Task directions: Reproduce every line of the material below, but drop the pictures.

***** Raw records *****

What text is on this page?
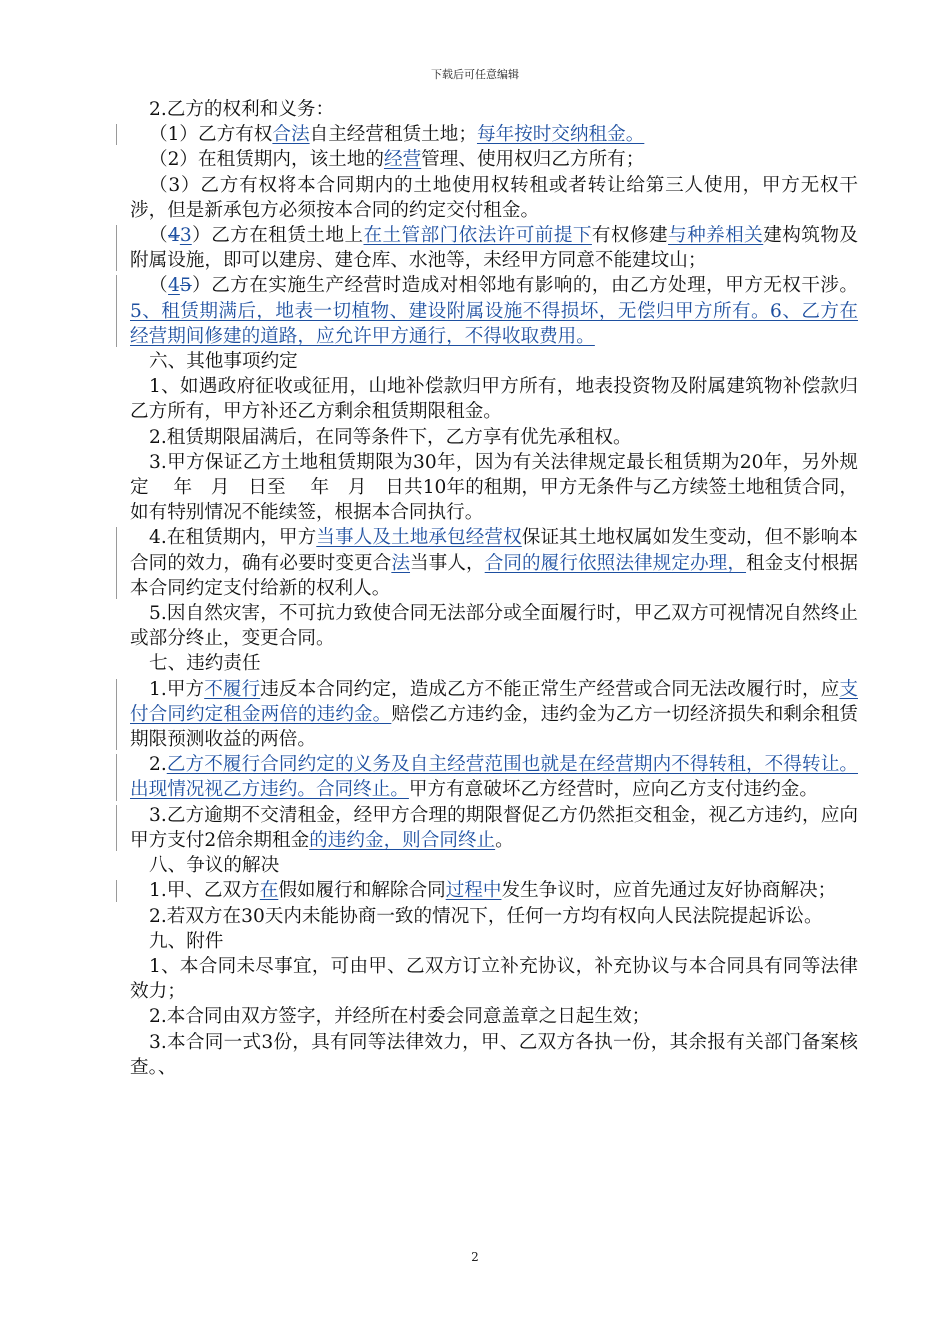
下载后可任意编辑

2.乙方的权利和义务：

（1）乙方有权合法自主经营租赁土地；每年按时交纳租金。

（2）在租赁期内，该土地的经营管理、使用权归乙方所有；

（3）乙方有权将本合同期内的土地使用权转租或者转让给第三人使用，甲方无权干涉，但是新承包方必须按本合同的约定交付租金。

（43）乙方在租赁土地上在土管部门依法许可前提下有权修建与种养相关建构筑物及附属设施，即可以建房、建仓库、水池等，未经甲方同意不能建坟山；

（45）乙方在实施生产经营时造成对相邻地有影响的，由乙方处理，甲方无权干涉。5、租赁期满后，地表一切植物、建设附属设施不得损坏，无偿归甲方所有。6、乙方在经营期间修建的道路，应允许甲方通行，不得收取费用。

六、其他事项约定

1、如遇政府征收或征用，山地补偿款归甲方所有，地表投资物及附属建筑物补偿款归乙方所有，甲方补还乙方剩余租赁期限租金。

2.租赁期限届满后，在同等条件下，乙方享有优先承租权。

3.甲方保证乙方土地租赁期限为30年，因为有关法律规定最长租赁期为20年，另外规定　 年　月　日至　 年　月　日共10年的租期，甲方无条件与乙方续签土地租赁合同，如有特别情况不能续签，根据本合同执行。

4.在租赁期内，甲方当事人及土地承包经营权保证其土地权属如发生变动，但不影响本合同的效力，确有必要时变更合法当事人，合同的履行依照法律规定办理，租金支付根据本合同约定支付给新的权利人。

5.因自然灾害，不可抗力致使合同无法部分或全面履行时，甲乙双方可视情况自然终止或部分终止，变更合同。

七、违约责任

1.甲方不履行违反本合同约定，造成乙方不能正常生产经营或合同无法改履行时，应支付合同约定租金两倍的违约金。赔偿乙方违约金，违约金为乙方一切经济损失和剩余租赁期限预测收益的两倍。

2.乙方不履行合同约定的义务及自主经营范围也就是在经营期内不得转租，不得转让。出现情况视乙方违约。合同终止。甲方有意破坏乙方经营时，应向乙方支付违约金。

3.乙方逾期不交清租金，经甲方合理的期限督促乙方仍然拒交租金，视乙方违约，应向甲方支付2倍余期租金的违约金，则合同终止。

八、争议的解决

1.甲、乙双方在假如履行和解除合同过程中发生争议时，应首先通过友好协商解决；

2.若双方在30天内未能协商一致的情况下，任何一方均有权向人民法院提起诉讼。

九、附件

1、本合同未尽事宜，可由甲、乙双方订立补充协议，补充协议与本合同具有同等法律效力；

2.本合同由双方签字，并经所在村委会同意盖章之日起生效；

3.本合同一式3份，具有同等法律效力，甲、乙双方各执一份，其余报有关部门备案核查。、

2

*****

Response:
What text is on this page?
下载后可任意编辑

2.乙方的权利和义务：

（1）乙方有权合法自主经营租赁土地；每年按时交纳租金。

（2）在租赁期内，该土地的经营管理、使用权归乙方所有；

（3）乙方有权将本合同期内的土地使用权转租或者转让给第三人使用，甲方无权干涉，但是新承包方必须按本合同的约定交付租金。

（43）乙方在租赁土地上在土管部门依法许可前提下有权修建与种养相关建构筑物及附属设施，即可以建房、建仓库、水池等，未经甲方同意不能建坟山；

（45）乙方在实施生产经营时造成对相邻地有影响的，由乙方处理，甲方无权干涉。5、租赁期满后，地表一切植物、建设附属设施不得损坏，无偿归甲方所有。6、乙方在经营期间修建的道路，应允许甲方通行，不得收取费用。

六、其他事项约定

1、如遇政府征收或征用，山地补偿款归甲方所有，地表投资物及附属建筑物补偿款归乙方所有，甲方补还乙方剩余租赁期限租金。

2.租赁期限届满后，在同等条件下，乙方享有优先承租权。

3.甲方保证乙方土地租赁期限为30年，因为有关法律规定最长租赁期为20年，另外规定　 年　月　日至　 年　月　日共10年的租期，甲方无条件与乙方续签土地租赁合同，如有特别情况不能续签，根据本合同执行。

4.在租赁期内，甲方当事人及土地承包经营权保证其土地权属如发生变动，但不影响本合同的效力，确有必要时变更合法当事人，合同的履行依照法律规定办理，租金支付根据本合同约定支付给新的权利人。

5.因自然灾害，不可抗力致使合同无法部分或全面履行时，甲乙双方可视情况自然终止或部分终止，变更合同。

七、违约责任

1.甲方不履行违反本合同约定，造成乙方不能正常生产经营或合同无法改履行时，应支付合同约定租金两倍的违约金。赔偿乙方违约金，违约金为乙方一切经济损失和剩余租赁期限预测收益的两倍。

2.乙方不履行合同约定的义务及自主经营范围也就是在经营期内不得转租，不得转让。出现情况视乙方违约。合同终止。甲方有意破坏乙方经营时，应向乙方支付违约金。

3.乙方逾期不交清租金，经甲方合理的期限督促乙方仍然拒交租金，视乙方违约，应向甲方支付2倍余期租金的违约金，则合同终止。

八、争议的解决

1.甲、乙双方在假如履行和解除合同过程中发生争议时，应首先通过友好协商解决；

2.若双方在30天内未能协商一致的情况下，任何一方均有权向人民法院提起诉讼。

九、附件

1、本合同未尽事宜，可由甲、乙双方订立补充协议，补充协议与本合同具有同等法律效力；

2.本合同由双方签字，并经所在村委会同意盖章之日起生效；

3.本合同一式3份，具有同等法律效力，甲、乙双方各执一份，其余报有关部门备案核查。、

2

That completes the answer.